» DATA ROWS:
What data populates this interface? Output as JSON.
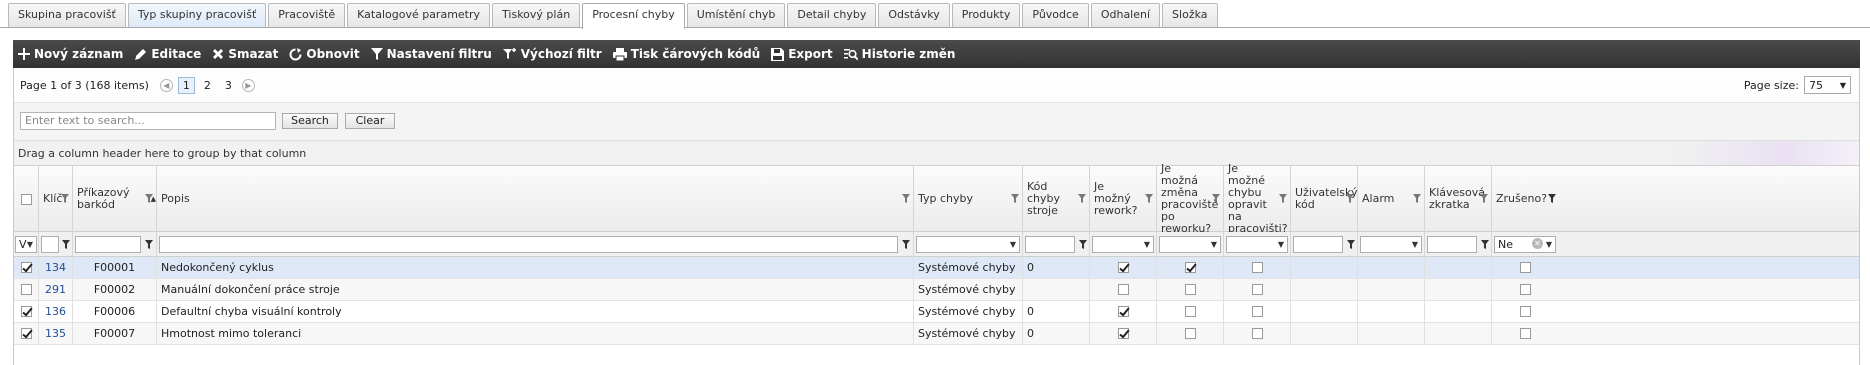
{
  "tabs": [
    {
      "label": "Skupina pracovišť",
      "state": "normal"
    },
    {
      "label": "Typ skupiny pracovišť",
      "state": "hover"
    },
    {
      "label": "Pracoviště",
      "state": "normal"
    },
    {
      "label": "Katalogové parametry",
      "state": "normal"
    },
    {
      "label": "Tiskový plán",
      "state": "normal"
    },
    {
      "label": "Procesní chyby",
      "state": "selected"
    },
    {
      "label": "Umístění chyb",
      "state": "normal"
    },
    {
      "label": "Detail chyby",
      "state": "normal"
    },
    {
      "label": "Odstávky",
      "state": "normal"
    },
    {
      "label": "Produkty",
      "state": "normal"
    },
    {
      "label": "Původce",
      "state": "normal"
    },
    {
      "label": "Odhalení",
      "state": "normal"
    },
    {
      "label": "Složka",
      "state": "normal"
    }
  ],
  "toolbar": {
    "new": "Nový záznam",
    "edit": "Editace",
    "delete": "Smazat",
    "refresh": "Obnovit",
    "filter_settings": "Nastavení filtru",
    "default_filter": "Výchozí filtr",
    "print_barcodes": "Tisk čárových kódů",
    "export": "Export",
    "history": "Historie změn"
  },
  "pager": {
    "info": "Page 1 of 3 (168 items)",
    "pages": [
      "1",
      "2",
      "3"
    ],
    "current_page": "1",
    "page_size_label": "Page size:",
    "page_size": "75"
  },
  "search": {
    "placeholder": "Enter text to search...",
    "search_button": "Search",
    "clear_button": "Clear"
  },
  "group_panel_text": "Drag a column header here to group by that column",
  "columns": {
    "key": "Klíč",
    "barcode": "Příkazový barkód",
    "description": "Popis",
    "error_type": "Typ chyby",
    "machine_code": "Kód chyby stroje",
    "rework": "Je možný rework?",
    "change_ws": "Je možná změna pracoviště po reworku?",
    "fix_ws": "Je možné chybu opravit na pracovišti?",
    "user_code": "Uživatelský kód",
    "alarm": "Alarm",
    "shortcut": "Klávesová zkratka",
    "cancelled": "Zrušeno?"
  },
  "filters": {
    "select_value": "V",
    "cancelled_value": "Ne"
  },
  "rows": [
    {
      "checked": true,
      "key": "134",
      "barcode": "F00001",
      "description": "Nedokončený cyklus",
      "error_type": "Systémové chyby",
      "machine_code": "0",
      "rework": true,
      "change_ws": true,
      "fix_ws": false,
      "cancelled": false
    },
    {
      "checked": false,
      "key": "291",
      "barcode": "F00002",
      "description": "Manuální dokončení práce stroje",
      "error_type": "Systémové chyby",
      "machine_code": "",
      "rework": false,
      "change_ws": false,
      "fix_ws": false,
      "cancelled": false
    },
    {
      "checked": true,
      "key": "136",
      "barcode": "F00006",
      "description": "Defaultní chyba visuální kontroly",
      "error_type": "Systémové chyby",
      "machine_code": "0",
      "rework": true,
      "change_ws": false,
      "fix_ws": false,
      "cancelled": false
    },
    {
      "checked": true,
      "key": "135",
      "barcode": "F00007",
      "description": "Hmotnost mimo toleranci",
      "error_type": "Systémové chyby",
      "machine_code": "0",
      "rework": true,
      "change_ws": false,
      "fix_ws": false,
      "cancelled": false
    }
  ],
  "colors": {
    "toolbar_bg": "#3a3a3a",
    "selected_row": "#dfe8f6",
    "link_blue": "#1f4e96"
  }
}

» THE REQUEST: Can you restate all the records above word for word while dropping the pictures?

» TASK ANSWER:
What data populates this interface? Output as JSON.
{
  "tabs": [
    {
      "label": "Skupina pracovišť",
      "state": "normal"
    },
    {
      "label": "Typ skupiny pracovišť",
      "state": "hover"
    },
    {
      "label": "Pracoviště",
      "state": "normal"
    },
    {
      "label": "Katalogové parametry",
      "state": "normal"
    },
    {
      "label": "Tiskový plán",
      "state": "normal"
    },
    {
      "label": "Procesní chyby",
      "state": "selected"
    },
    {
      "label": "Umístění chyb",
      "state": "normal"
    },
    {
      "label": "Detail chyby",
      "state": "normal"
    },
    {
      "label": "Odstávky",
      "state": "normal"
    },
    {
      "label": "Produkty",
      "state": "normal"
    },
    {
      "label": "Původce",
      "state": "normal"
    },
    {
      "label": "Odhalení",
      "state": "normal"
    },
    {
      "label": "Složka",
      "state": "normal"
    }
  ],
  "toolbar": {
    "new": "Nový záznam",
    "edit": "Editace",
    "delete": "Smazat",
    "refresh": "Obnovit",
    "filter_settings": "Nastavení filtru",
    "default_filter": "Výchozí filtr",
    "print_barcodes": "Tisk čárových kódů",
    "export": "Export",
    "history": "Historie změn"
  },
  "pager": {
    "info": "Page 1 of 3 (168 items)",
    "pages": [
      "1",
      "2",
      "3"
    ],
    "current_page": "1",
    "page_size_label": "Page size:",
    "page_size": "75"
  },
  "search": {
    "placeholder": "Enter text to search...",
    "search_button": "Search",
    "clear_button": "Clear"
  },
  "group_panel_text": "Drag a column header here to group by that column",
  "columns": {
    "key": "Klíč",
    "barcode": "Příkazový barkód",
    "description": "Popis",
    "error_type": "Typ chyby",
    "machine_code": "Kód chyby stroje",
    "rework": "Je možný rework?",
    "change_ws": "Je možná změna pracoviště po reworku?",
    "fix_ws": "Je možné chybu opravit na pracovišti?",
    "user_code": "Uživatelský kód",
    "alarm": "Alarm",
    "shortcut": "Klávesová zkratka",
    "cancelled": "Zrušeno?"
  },
  "filters": {
    "select_value": "V",
    "cancelled_value": "Ne"
  },
  "rows": [
    {
      "checked": true,
      "key": "134",
      "barcode": "F00001",
      "description": "Nedokončený cyklus",
      "error_type": "Systémové chyby",
      "machine_code": "0",
      "rework": true,
      "change_ws": true,
      "fix_ws": false,
      "cancelled": false
    },
    {
      "checked": false,
      "key": "291",
      "barcode": "F00002",
      "description": "Manuální dokončení práce stroje",
      "error_type": "Systémové chyby",
      "machine_code": "",
      "rework": false,
      "change_ws": false,
      "fix_ws": false,
      "cancelled": false
    },
    {
      "checked": true,
      "key": "136",
      "barcode": "F00006",
      "description": "Defaultní chyba visuální kontroly",
      "error_type": "Systémové chyby",
      "machine_code": "0",
      "rework": true,
      "change_ws": false,
      "fix_ws": false,
      "cancelled": false
    },
    {
      "checked": true,
      "key": "135",
      "barcode": "F00007",
      "description": "Hmotnost mimo toleranci",
      "error_type": "Systémové chyby",
      "machine_code": "0",
      "rework": true,
      "change_ws": false,
      "fix_ws": false,
      "cancelled": false
    }
  ],
  "colors": {
    "toolbar_bg": "#3a3a3a",
    "selected_row": "#dfe8f6",
    "link_blue": "#1f4e96"
  }
}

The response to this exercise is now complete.